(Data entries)
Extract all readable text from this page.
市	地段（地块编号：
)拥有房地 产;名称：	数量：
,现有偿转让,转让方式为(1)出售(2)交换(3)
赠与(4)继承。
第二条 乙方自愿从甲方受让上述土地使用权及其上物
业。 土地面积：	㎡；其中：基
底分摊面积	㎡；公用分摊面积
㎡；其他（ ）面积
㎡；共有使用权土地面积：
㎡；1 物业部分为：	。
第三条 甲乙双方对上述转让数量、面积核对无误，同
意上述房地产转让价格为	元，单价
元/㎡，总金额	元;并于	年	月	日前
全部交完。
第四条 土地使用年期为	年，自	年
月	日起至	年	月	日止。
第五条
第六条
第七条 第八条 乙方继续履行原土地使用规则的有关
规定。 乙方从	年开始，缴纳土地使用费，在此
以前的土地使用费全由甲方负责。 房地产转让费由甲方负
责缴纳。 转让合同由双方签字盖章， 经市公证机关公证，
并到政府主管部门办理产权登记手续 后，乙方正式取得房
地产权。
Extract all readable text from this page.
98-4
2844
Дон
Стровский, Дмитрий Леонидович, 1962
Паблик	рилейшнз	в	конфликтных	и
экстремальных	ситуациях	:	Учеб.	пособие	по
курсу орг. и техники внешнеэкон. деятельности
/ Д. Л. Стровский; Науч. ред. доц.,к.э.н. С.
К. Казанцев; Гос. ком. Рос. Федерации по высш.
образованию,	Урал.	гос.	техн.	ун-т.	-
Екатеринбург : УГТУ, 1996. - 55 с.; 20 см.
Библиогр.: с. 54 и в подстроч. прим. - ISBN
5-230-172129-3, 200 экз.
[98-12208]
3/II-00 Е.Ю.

### What to work on
Retype every record above exactly as it appears.

### Right answer
Extract all readable text from this page.
市	地段（地块编号：
)拥有房地 产;名称：	数量：
,现有偿转让,转让方式为(1)出售(2)交换(3)
赠与(4)继承。
第二条 乙方自愿从甲方受让上述土地使用权及其上物
业。 土地面积：	㎡；其中：基
底分摊面积	㎡；公用分摊面积
㎡；其他（ ）面积
㎡；共有使用权土地面积：
㎡；1 物业部分为：	。
第三条 甲乙双方对上述转让数量、面积核对无误，同
意上述房地产转让价格为	元，单价
元/㎡，总金额	元;并于	年	月	日前
全部交完。
第四条 土地使用年期为	年，自	年
月	日起至	年	月	日止。
第五条
第六条
第七条 第八条 乙方继续履行原土地使用规则的有关
规定。 乙方从	年开始，缴纳土地使用费，在此
以前的土地使用费全由甲方负责。 房地产转让费由甲方负
责缴纳。 转让合同由双方签字盖章， 经市公证机关公证，
并到政府主管部门办理产权登记手续 后，乙方正式取得房
地产权。
Extract all readable text from this page.
98-4
2844
Дон
Стровский, Дмитрий Леонидович, 1962
Паблик	рилейшнз	в	конфликтных	и
экстремальных	ситуациях	:	Учеб.	пособие	по
курсу орг. и техники внешнеэкон. деятельности
/ Д. Л. Стровский; Науч. ред. доц.,к.э.н. С.
К. Казанцев; Гос. ком. Рос. Федерации по высш.
образованию,	Урал.	гос.	техн.	ун-т.	-
Екатеринбург : УГТУ, 1996. - 55 с.; 20 см.
Библиогр.: с. 54 и в подстроч. прим. - ISBN
5-230-172129-3, 200 экз.
[98-12208]
3/II-00 Е.Ю.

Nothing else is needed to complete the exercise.